The exercise ▸ Copy every line of the data exactly, leaving nothing out.

(Data items)
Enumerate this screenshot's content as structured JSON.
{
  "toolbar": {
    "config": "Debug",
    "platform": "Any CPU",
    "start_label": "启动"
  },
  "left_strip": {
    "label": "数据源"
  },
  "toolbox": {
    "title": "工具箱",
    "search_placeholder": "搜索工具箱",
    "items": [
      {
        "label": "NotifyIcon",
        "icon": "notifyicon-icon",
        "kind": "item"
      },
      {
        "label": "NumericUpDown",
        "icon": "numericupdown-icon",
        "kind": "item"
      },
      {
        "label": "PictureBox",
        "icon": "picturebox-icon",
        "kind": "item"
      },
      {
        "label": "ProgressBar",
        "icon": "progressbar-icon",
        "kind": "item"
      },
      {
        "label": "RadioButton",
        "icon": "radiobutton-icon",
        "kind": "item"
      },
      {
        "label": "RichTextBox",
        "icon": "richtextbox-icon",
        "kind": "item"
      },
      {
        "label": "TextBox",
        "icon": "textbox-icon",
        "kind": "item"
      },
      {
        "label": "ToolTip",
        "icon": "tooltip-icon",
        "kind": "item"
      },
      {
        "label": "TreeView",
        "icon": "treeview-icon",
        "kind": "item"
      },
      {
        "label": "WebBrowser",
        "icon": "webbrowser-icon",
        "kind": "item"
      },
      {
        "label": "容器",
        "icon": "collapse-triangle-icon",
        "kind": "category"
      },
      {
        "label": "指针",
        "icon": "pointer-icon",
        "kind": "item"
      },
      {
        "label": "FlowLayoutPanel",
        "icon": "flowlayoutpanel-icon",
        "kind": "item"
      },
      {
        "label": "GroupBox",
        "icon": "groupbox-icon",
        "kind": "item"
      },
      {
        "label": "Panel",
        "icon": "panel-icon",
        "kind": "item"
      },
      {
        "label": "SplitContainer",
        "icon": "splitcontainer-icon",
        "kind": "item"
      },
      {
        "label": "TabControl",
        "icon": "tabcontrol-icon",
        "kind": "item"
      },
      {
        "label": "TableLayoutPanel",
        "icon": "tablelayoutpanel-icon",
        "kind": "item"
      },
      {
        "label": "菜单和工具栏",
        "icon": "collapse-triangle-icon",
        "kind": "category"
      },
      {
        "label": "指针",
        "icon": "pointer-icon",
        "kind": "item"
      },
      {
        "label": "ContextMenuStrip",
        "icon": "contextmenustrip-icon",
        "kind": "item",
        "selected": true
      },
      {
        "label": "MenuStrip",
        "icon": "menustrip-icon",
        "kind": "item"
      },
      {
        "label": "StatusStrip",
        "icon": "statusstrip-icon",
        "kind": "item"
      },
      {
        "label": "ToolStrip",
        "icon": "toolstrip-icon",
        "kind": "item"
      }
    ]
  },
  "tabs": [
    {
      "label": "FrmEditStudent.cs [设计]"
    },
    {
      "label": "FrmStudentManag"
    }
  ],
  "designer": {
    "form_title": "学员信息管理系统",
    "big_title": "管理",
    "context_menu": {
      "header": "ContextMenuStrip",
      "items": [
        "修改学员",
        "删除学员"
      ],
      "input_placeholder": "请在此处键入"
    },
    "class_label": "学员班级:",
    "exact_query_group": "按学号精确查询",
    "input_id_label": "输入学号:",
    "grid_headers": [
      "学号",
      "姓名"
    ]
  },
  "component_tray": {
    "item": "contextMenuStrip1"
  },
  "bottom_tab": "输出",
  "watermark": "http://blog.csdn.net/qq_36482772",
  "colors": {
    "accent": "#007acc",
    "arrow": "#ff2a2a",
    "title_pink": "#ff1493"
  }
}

The output ▸
Enumerate this screenshot's content as structured JSON.
{
  "toolbar": {
    "config": "Debug",
    "platform": "Any CPU",
    "start_label": "启动"
  },
  "left_strip": {
    "label": "数据源"
  },
  "toolbox": {
    "title": "工具箱",
    "search_placeholder": "搜索工具箱",
    "items": [
      {
        "label": "NotifyIcon",
        "icon": "notifyicon-icon",
        "kind": "item"
      },
      {
        "label": "NumericUpDown",
        "icon": "numericupdown-icon",
        "kind": "item"
      },
      {
        "label": "PictureBox",
        "icon": "picturebox-icon",
        "kind": "item"
      },
      {
        "label": "ProgressBar",
        "icon": "progressbar-icon",
        "kind": "item"
      },
      {
        "label": "RadioButton",
        "icon": "radiobutton-icon",
        "kind": "item"
      },
      {
        "label": "RichTextBox",
        "icon": "richtextbox-icon",
        "kind": "item"
      },
      {
        "label": "TextBox",
        "icon": "textbox-icon",
        "kind": "item"
      },
      {
        "label": "ToolTip",
        "icon": "tooltip-icon",
        "kind": "item"
      },
      {
        "label": "TreeView",
        "icon": "treeview-icon",
        "kind": "item"
      },
      {
        "label": "WebBrowser",
        "icon": "webbrowser-icon",
        "kind": "item"
      },
      {
        "label": "容器",
        "icon": "collapse-triangle-icon",
        "kind": "category"
      },
      {
        "label": "指针",
        "icon": "pointer-icon",
        "kind": "item"
      },
      {
        "label": "FlowLayoutPanel",
        "icon": "flowlayoutpanel-icon",
        "kind": "item"
      },
      {
        "label": "GroupBox",
        "icon": "groupbox-icon",
        "kind": "item"
      },
      {
        "label": "Panel",
        "icon": "panel-icon",
        "kind": "item"
      },
      {
        "label": "SplitContainer",
        "icon": "splitcontainer-icon",
        "kind": "item"
      },
      {
        "label": "TabControl",
        "icon": "tabcontrol-icon",
        "kind": "item"
      },
      {
        "label": "TableLayoutPanel",
        "icon": "tablelayoutpanel-icon",
        "kind": "item"
      },
      {
        "label": "菜单和工具栏",
        "icon": "collapse-triangle-icon",
        "kind": "category"
      },
      {
        "label": "指针",
        "icon": "pointer-icon",
        "kind": "item"
      },
      {
        "label": "ContextMenuStrip",
        "icon": "contextmenustrip-icon",
        "kind": "item",
        "selected": true
      },
      {
        "label": "MenuStrip",
        "icon": "menustrip-icon",
        "kind": "item"
      },
      {
        "label": "StatusStrip",
        "icon": "statusstrip-icon",
        "kind": "item"
      },
      {
        "label": "ToolStrip",
        "icon": "toolstrip-icon",
        "kind": "item"
      }
    ]
  },
  "tabs": [
    {
      "label": "FrmEditStudent.cs [设计]"
    },
    {
      "label": "FrmStudentManag"
    }
  ],
  "designer": {
    "form_title": "学员信息管理系统",
    "big_title": "管理",
    "context_menu": {
      "header": "ContextMenuStrip",
      "items": [
        "修改学员",
        "删除学员"
      ],
      "input_placeholder": "请在此处键入"
    },
    "class_label": "学员班级:",
    "exact_query_group": "按学号精确查询",
    "input_id_label": "输入学号:",
    "grid_headers": [
      "学号",
      "姓名"
    ]
  },
  "component_tray": {
    "item": "contextMenuStrip1"
  },
  "bottom_tab": "输出",
  "watermark": "http://blog.csdn.net/qq_36482772",
  "colors": {
    "accent": "#007acc",
    "arrow": "#ff2a2a",
    "title_pink": "#ff1493"
  }
}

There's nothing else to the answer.